[Compiti richiesti]:
[1] Stabilisca se ciascuna delle affermazioni seguenti concorda con il testo sullo stadio Maradona, rispondendo sì o no e citando fedelmente le parole del testo che lo decidono: (a) il progetto definitivo deve essere approvato entro il 31 luglio 2026; (b) il Comune intende proseguire il progetto soltanto con il coinvolgimento diretto della SSC Napoli; (c) l'opera dovrebbe essere completata entro il 2030.
[2] Prosegua il testo sullo stadio Maradona a partire dall'ultima frase riportata.

Il Comune di Napoli tira dritto sul restyling dello stadio Diego Armando Maradona. Con l’obiettivo di candidare con forza la città a ospitare Euro 2032, sono partiti i primi interventi sperimentali sull’impianto di Fuorigrotta. Un progetto ambizioso che potrebbe valere circa 200 milioni di euro e che l’amministrazione intende portare avanti anche senza un coinvolgimento diretto della SSC Napoli.
Al via i primi lavori
A confermarlo è stato l’assessore alle Infrastrutture e ai Trasporti Edoardo Cosenza, spiegando che sono iniziati i test sui piloni della struttura per individuare le migliori tecniche di riduzione delle vibrazioni.
Il progetto definitivo dovrà essere approvato entro il 31 luglio 2026, passaggio fondamentale per rispettare la tabella di marcia imposta dalla candidatura italiana a Euro 2032.
Comune e Napoli, resta il gelo
Non si placa intanto la distanza tra Palazzo San Giacomo e il presidente del Napoli Aurelio De Laurentiis.
“Che a De Laurentiis piaccia o meno il Maradona è una sua opinione rispettabilissima, ma se le istituzioni investono soldi pubblici in un bene pubblico è una cosa sana”, ha dichiarato Cosenza.
Secondo l’assessore, il club azzurro non starebbe più seguendo direttamente l’evoluzione del progetto. Il Comune, però, è deciso ad andare avanti: l’obiettivo è completare l’opera entro il 2031, un anno prima dell’Europeo.
Come cambierà il Maradona
Il piano di riqualificazione prevede una profonda trasformazione dell’impianto.

[Dati di ingresso]:
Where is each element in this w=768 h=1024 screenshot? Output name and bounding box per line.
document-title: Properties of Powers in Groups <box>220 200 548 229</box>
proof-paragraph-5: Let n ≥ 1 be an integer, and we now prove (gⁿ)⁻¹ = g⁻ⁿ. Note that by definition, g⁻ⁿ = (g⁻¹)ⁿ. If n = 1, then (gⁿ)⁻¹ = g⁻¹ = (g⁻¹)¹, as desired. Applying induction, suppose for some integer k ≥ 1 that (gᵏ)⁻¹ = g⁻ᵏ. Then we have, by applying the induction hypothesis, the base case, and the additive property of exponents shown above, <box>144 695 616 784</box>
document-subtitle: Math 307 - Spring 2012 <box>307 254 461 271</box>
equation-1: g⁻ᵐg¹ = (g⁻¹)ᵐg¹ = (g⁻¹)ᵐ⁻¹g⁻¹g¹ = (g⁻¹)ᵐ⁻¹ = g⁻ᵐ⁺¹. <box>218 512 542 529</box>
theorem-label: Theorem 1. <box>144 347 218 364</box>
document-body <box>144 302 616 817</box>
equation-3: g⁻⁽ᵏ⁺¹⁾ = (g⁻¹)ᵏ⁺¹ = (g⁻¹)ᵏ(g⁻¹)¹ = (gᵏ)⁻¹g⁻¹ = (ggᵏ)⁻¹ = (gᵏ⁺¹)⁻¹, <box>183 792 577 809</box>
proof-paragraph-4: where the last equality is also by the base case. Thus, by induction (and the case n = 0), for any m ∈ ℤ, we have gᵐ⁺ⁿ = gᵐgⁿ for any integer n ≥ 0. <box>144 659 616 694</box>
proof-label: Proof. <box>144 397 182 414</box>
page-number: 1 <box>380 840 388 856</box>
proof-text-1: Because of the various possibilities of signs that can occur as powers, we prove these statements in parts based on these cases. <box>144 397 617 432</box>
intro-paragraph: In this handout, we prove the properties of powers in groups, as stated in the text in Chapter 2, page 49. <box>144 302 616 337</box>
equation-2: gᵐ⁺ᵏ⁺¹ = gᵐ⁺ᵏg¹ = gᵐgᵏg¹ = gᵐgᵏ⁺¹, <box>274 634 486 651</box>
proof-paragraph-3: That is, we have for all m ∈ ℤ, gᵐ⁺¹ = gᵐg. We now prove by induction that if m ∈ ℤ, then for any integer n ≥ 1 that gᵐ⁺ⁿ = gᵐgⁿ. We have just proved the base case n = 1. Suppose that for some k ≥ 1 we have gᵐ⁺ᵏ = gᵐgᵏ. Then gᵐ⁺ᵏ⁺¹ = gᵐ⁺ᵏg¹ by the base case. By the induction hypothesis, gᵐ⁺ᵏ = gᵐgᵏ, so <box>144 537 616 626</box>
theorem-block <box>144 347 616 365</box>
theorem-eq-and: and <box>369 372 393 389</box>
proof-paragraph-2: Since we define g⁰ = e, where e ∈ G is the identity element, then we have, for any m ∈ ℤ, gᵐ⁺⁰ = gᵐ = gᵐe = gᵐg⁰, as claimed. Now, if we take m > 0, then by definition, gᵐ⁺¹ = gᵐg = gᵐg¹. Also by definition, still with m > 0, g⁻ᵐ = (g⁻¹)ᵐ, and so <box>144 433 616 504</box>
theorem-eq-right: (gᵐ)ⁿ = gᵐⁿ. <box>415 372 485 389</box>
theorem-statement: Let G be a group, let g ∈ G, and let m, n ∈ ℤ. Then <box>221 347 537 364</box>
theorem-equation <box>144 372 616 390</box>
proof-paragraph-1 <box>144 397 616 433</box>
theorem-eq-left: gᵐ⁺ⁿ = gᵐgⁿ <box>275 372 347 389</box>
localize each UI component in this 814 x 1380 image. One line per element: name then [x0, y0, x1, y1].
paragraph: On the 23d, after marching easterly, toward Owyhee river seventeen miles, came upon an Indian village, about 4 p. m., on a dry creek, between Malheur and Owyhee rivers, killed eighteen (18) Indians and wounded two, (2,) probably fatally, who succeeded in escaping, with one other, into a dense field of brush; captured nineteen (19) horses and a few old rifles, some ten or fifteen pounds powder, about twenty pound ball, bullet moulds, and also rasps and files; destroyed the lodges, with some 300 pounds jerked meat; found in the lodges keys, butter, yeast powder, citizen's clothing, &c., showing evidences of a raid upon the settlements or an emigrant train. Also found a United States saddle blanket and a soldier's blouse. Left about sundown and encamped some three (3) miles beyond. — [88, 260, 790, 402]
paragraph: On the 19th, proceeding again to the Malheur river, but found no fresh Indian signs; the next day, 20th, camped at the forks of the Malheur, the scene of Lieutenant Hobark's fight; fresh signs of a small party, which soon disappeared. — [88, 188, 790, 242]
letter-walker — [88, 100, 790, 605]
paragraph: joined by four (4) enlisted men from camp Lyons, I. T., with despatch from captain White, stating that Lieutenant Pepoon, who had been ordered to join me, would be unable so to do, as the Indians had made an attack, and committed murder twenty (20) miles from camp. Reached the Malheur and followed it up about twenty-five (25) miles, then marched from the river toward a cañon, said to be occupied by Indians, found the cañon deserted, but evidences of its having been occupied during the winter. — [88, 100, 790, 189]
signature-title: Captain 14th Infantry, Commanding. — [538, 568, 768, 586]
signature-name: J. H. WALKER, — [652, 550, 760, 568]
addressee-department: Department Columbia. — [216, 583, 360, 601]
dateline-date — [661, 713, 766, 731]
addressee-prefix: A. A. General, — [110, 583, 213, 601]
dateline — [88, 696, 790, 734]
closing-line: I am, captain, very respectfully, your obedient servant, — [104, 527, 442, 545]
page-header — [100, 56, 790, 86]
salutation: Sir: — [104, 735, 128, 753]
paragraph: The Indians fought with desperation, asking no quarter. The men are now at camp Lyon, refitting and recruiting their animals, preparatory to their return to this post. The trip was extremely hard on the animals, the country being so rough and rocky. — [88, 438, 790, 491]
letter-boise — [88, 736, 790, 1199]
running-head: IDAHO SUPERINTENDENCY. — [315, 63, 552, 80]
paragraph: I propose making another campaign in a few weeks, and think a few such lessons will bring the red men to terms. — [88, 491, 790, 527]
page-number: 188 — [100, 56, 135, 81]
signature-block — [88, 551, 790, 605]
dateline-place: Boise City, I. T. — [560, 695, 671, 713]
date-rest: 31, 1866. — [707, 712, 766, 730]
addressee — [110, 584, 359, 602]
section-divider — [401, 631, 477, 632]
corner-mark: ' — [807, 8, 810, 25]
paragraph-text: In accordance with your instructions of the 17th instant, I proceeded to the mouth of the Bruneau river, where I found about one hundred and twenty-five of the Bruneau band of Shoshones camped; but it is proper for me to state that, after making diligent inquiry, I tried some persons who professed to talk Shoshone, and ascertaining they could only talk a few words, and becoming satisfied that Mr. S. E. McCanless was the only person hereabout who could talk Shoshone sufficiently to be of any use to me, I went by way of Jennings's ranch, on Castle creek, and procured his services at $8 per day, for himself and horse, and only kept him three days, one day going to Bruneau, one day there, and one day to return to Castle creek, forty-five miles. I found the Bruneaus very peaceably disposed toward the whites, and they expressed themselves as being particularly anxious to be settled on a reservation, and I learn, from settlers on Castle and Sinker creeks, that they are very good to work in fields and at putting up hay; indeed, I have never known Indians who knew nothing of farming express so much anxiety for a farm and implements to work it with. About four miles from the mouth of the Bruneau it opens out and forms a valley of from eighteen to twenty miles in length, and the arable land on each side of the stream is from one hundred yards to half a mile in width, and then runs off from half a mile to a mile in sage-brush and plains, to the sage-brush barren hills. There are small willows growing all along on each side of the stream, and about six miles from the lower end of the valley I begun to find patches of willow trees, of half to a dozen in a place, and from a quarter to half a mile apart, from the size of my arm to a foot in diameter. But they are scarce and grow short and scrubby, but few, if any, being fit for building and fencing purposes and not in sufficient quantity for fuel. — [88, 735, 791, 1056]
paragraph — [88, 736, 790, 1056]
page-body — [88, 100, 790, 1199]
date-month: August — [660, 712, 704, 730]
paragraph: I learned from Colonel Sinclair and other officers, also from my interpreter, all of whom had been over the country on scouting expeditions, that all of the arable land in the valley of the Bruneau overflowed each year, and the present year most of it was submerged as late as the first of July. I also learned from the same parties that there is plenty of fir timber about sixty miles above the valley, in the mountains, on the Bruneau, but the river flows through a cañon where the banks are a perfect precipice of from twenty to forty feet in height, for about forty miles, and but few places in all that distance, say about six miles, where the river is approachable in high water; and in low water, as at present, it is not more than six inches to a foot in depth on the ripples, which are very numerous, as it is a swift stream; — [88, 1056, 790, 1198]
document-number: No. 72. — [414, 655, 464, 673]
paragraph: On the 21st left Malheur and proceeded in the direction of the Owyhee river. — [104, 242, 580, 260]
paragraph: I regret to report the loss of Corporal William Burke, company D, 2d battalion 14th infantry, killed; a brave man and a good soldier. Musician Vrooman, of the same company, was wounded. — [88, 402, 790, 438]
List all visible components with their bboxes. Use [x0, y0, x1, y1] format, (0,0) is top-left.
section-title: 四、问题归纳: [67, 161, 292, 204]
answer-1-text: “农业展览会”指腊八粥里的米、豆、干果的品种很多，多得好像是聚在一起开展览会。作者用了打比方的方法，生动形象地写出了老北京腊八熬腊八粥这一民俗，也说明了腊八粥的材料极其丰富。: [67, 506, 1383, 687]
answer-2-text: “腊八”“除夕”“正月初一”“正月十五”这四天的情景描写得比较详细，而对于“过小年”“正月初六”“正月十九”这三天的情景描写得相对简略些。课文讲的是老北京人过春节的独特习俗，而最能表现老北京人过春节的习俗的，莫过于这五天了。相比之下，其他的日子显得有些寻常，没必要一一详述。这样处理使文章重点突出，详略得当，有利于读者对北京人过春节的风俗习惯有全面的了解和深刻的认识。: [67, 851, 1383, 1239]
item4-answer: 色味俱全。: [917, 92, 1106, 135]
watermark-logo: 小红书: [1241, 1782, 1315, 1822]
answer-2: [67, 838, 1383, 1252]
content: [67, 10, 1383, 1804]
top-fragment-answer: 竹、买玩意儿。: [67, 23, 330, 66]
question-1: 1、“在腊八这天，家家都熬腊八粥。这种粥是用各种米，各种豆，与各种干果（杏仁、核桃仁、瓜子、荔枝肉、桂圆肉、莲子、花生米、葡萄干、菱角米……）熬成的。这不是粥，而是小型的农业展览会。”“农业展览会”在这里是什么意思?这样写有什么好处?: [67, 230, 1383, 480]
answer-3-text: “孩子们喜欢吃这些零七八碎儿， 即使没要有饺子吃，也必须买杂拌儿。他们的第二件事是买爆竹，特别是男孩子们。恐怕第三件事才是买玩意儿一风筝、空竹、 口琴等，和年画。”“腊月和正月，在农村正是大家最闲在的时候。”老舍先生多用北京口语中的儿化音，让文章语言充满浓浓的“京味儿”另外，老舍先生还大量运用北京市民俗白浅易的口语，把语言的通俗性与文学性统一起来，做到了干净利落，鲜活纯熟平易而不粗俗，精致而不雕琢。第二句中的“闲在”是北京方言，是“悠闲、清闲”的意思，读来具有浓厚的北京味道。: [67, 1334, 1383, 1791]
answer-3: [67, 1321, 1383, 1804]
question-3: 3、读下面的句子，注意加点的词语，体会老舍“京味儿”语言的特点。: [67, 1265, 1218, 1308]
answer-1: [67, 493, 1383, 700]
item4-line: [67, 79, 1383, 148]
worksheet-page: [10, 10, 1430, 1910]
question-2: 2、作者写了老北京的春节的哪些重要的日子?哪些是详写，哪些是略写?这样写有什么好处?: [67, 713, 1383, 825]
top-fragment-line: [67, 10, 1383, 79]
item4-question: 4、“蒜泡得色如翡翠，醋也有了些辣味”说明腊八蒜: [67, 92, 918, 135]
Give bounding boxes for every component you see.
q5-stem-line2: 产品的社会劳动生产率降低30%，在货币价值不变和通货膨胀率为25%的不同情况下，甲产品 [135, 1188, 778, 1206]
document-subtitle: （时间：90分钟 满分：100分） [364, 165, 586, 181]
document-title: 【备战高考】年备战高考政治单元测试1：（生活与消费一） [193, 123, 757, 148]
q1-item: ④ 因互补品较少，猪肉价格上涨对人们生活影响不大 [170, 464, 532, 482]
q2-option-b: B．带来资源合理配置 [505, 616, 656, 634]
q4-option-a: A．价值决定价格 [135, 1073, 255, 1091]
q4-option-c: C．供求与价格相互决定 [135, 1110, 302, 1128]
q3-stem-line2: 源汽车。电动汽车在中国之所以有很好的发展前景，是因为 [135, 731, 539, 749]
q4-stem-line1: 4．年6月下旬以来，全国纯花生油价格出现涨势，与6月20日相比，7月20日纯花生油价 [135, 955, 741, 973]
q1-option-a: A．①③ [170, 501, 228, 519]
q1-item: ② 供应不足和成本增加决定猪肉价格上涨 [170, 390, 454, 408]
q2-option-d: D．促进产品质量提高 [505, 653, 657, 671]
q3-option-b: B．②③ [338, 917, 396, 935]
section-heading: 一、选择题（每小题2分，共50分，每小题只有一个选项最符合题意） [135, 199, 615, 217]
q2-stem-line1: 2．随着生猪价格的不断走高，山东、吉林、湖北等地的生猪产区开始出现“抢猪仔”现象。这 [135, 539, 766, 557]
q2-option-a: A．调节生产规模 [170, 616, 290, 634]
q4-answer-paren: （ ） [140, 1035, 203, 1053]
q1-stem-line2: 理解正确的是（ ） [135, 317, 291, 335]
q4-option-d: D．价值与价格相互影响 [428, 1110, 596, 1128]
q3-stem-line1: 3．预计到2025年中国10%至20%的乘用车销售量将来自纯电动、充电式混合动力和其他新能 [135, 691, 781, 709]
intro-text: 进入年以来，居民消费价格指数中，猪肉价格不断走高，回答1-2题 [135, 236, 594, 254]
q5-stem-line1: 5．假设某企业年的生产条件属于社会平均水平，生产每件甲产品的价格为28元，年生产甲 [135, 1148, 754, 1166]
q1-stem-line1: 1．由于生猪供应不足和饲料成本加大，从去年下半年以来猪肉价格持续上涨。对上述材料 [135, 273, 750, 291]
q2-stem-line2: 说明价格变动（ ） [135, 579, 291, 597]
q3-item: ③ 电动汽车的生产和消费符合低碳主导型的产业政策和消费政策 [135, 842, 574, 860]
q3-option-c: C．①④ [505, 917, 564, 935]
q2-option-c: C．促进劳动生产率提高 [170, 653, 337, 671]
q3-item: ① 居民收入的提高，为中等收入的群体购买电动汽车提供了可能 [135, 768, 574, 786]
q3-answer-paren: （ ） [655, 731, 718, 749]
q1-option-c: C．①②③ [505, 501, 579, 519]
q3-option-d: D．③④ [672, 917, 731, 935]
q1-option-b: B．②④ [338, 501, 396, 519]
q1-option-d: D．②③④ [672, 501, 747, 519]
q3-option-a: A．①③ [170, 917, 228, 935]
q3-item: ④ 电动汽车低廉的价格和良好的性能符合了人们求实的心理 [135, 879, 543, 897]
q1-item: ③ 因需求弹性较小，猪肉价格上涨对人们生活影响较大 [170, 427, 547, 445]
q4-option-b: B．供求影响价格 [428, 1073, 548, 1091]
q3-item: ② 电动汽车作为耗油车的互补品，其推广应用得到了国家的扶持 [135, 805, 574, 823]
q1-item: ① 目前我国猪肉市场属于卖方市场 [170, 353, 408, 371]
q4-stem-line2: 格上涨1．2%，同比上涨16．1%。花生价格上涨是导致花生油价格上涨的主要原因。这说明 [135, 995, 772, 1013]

[Risposte ai compiti]:
[1]
(a) Sì: «Il progetto definitivo dovrà essere approvato entro il 31 luglio 2026».
(b) No: «che l’amministrazione intende portare avanti anche senza un coinvolgimento diretto della SSC Napoli».
(c) No: «l’obiettivo è completare l’opera entro il 2031, un anno prima dell’Europeo».

[2]
Tra gli interventi principali:
- miglioramento della visibilità nel primo anello;
- aumento dei posti disponibili in curve e distinti;
- avvicinamento degli spalti al terreno di gioco;
- realizzazione di nuovi Sky Box, con la modifica di alcuni piloni portanti;
- adeguamento dei servizi richiesti dalla UEFA;
- potenziamento delle aree parcheggio dedicate.
L’obiettivo è rendere il Maradona uno stadio moderno, funzionale e più vicino agli standard europei.
La sfida Euro 2032
Napoli è in corsa per rientrare tra le cinque città italiane che ospiteranno le partite di Euro 2032.
Dopo un tavolo tecnico previsto entro fine giugno, il verdetto definitivo di UEFA e FIGC dovrebbe arrivare nel mese di ottobre.
“La città di Maradona non può restare fuori da Euro 2032”, ha ribadito Cosenza, sottolineando il prestigio internazionale di Napoli e la capacità dimostrata recentemente nell’organizzazione di grandi eventi.